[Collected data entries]
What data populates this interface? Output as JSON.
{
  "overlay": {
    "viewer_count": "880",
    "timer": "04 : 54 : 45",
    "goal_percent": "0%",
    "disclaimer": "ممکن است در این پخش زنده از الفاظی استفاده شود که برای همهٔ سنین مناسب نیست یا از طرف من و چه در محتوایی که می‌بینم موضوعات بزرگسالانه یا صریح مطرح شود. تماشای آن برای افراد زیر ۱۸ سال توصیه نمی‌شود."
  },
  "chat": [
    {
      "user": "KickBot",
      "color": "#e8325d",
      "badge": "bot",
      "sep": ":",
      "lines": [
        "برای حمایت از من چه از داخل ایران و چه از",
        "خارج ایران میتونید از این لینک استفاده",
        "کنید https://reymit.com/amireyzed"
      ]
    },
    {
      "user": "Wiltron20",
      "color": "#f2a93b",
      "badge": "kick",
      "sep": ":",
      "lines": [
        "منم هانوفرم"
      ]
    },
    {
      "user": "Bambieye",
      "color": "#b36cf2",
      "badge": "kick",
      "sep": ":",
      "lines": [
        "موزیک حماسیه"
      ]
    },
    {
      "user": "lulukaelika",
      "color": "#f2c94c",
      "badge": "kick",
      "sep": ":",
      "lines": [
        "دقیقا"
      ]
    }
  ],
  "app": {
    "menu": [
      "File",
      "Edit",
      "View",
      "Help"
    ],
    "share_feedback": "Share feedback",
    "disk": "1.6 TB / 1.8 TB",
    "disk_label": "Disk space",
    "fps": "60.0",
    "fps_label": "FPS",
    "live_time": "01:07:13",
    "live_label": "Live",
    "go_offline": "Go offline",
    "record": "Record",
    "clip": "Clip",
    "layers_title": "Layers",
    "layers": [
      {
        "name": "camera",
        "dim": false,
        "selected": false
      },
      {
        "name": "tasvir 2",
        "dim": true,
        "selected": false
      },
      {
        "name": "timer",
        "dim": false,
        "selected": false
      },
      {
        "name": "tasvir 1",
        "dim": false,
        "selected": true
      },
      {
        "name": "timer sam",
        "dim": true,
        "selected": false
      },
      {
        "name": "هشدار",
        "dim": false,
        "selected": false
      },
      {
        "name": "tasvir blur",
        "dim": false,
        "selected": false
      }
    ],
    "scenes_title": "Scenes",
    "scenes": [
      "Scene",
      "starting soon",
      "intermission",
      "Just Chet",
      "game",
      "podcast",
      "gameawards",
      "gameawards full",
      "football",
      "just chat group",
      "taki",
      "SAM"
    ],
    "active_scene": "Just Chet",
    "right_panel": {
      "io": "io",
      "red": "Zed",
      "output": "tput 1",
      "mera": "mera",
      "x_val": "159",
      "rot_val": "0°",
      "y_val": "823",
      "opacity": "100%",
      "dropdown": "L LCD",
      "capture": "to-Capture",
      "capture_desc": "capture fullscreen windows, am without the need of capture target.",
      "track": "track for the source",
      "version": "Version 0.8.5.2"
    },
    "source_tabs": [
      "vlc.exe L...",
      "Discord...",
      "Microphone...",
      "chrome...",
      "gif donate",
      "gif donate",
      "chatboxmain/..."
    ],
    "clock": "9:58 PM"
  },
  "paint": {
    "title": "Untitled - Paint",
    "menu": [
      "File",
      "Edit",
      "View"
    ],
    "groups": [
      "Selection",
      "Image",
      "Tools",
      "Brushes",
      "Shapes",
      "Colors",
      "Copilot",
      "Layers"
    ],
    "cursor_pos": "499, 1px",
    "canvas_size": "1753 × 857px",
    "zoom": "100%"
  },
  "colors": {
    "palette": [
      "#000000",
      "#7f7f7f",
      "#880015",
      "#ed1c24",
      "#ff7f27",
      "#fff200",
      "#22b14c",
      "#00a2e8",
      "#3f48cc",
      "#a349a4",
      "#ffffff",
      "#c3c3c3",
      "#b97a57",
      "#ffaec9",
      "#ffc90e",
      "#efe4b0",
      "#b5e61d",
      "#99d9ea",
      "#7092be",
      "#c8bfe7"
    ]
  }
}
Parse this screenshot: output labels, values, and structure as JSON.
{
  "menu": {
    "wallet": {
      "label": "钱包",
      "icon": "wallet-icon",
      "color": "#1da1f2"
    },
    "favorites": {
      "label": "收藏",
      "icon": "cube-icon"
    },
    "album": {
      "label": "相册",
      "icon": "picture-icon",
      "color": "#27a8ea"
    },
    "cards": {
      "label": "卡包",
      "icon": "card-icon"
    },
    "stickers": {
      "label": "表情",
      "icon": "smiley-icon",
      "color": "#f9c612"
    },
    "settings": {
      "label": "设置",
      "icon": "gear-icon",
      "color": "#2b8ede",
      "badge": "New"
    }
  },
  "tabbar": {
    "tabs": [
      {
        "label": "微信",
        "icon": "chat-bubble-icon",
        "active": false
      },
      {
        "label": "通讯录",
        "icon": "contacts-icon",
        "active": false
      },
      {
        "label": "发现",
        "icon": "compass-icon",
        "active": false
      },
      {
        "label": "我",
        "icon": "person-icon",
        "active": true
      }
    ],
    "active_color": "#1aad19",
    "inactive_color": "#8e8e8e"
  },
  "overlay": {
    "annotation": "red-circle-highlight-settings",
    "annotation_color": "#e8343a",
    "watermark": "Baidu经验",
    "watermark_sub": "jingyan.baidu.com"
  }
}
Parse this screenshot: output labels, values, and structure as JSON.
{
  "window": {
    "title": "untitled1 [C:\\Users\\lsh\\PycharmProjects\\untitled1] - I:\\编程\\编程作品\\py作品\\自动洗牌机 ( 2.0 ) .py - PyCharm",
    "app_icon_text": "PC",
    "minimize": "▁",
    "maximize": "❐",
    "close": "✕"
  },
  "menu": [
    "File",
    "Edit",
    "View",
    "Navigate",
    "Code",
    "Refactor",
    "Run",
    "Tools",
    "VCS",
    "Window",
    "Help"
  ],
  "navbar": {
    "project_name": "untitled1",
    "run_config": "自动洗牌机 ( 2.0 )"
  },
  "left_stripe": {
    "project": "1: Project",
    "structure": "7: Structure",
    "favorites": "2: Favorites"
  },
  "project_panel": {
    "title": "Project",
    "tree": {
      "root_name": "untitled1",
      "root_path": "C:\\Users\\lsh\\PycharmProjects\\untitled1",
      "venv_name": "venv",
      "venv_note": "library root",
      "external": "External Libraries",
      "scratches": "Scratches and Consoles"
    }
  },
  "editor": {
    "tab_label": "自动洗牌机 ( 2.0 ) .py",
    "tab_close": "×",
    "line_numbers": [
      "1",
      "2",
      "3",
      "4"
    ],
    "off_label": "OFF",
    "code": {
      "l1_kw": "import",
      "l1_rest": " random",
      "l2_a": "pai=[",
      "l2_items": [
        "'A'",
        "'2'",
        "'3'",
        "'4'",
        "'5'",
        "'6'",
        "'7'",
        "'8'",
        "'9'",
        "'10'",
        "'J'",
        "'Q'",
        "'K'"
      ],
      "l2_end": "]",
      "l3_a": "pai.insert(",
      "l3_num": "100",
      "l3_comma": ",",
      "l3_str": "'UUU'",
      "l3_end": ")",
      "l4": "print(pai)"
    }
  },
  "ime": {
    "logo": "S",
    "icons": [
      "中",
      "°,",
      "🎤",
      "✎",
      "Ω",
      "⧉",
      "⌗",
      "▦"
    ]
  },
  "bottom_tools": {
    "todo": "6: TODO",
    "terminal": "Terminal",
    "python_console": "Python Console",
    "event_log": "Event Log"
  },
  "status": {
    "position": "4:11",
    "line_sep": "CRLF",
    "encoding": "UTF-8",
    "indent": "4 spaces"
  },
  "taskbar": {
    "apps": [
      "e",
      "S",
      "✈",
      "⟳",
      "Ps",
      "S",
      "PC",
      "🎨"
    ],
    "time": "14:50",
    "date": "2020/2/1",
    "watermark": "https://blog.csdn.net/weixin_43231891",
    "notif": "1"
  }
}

• _WHAT TO DO_
What is the number of lines above that hold the string "برای"? Answer with that number alone.

• _RESULT BELOW_
2